Records contained in a dataset
>> start
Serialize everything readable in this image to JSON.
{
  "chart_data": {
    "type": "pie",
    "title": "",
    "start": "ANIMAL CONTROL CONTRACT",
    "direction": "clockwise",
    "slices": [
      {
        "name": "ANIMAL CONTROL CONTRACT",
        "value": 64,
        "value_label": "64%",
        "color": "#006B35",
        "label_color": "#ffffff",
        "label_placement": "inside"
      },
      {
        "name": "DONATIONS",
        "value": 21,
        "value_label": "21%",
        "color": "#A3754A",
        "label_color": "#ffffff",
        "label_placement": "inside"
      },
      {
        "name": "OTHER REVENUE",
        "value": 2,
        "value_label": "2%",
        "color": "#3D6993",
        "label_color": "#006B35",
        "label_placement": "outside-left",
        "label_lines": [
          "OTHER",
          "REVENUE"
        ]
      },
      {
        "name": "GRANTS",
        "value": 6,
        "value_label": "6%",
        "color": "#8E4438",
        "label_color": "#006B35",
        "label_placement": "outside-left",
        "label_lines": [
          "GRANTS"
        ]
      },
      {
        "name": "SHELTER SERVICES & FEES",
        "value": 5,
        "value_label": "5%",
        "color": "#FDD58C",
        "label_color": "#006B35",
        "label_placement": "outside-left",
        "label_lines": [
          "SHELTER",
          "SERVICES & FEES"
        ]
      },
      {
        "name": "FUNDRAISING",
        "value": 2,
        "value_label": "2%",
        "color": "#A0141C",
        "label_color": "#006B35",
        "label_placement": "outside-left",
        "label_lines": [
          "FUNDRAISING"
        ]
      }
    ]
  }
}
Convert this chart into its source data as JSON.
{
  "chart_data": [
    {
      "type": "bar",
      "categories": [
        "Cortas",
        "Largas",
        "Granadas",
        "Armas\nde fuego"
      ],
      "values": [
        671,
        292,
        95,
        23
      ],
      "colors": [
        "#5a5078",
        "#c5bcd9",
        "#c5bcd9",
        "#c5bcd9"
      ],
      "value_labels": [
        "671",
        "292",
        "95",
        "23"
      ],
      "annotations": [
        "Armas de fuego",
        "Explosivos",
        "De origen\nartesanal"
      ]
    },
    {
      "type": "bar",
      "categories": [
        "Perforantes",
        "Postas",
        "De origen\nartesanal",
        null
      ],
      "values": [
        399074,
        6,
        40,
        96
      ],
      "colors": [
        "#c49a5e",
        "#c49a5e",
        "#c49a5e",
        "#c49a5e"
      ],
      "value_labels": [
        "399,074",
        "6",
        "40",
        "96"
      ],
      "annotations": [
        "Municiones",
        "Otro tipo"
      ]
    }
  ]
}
>> end
→ Stated problem: Above are some records. Print them all exactly.

→ Expected answer:
Serialize everything readable in this image to JSON.
{
  "chart_data": {
    "type": "pie",
    "title": "",
    "start": "ANIMAL CONTROL CONTRACT",
    "direction": "clockwise",
    "slices": [
      {
        "name": "ANIMAL CONTROL CONTRACT",
        "value": 64,
        "value_label": "64%",
        "color": "#006B35",
        "label_color": "#ffffff",
        "label_placement": "inside"
      },
      {
        "name": "DONATIONS",
        "value": 21,
        "value_label": "21%",
        "color": "#A3754A",
        "label_color": "#ffffff",
        "label_placement": "inside"
      },
      {
        "name": "OTHER REVENUE",
        "value": 2,
        "value_label": "2%",
        "color": "#3D6993",
        "label_color": "#006B35",
        "label_placement": "outside-left",
        "label_lines": [
          "OTHER",
          "REVENUE"
        ]
      },
      {
        "name": "GRANTS",
        "value": 6,
        "value_label": "6%",
        "color": "#8E4438",
        "label_color": "#006B35",
        "label_placement": "outside-left",
        "label_lines": [
          "GRANTS"
        ]
      },
      {
        "name": "SHELTER SERVICES & FEES",
        "value": 5,
        "value_label": "5%",
        "color": "#FDD58C",
        "label_color": "#006B35",
        "label_placement": "outside-left",
        "label_lines": [
          "SHELTER",
          "SERVICES & FEES"
        ]
      },
      {
        "name": "FUNDRAISING",
        "value": 2,
        "value_label": "2%",
        "color": "#A0141C",
        "label_color": "#006B35",
        "label_placement": "outside-left",
        "label_lines": [
          "FUNDRAISING"
        ]
      }
    ]
  }
}
Convert this chart into its source data as JSON.
{
  "chart_data": [
    {
      "type": "bar",
      "categories": [
        "Cortas",
        "Largas",
        "Granadas",
        "Armas\nde fuego"
      ],
      "values": [
        671,
        292,
        95,
        23
      ],
      "colors": [
        "#5a5078",
        "#c5bcd9",
        "#c5bcd9",
        "#c5bcd9"
      ],
      "value_labels": [
        "671",
        "292",
        "95",
        "23"
      ],
      "annotations": [
        "Armas de fuego",
        "Explosivos",
        "De origen\nartesanal"
      ]
    },
    {
      "type": "bar",
      "categories": [
        "Perforantes",
        "Postas",
        "De origen\nartesanal",
        null
      ],
      "values": [
        399074,
        6,
        40,
        96
      ],
      "colors": [
        "#c49a5e",
        "#c49a5e",
        "#c49a5e",
        "#c49a5e"
      ],
      "value_labels": [
        "399,074",
        "6",
        "40",
        "96"
      ],
      "annotations": [
        "Municiones",
        "Otro tipo"
      ]
    }
  ]
}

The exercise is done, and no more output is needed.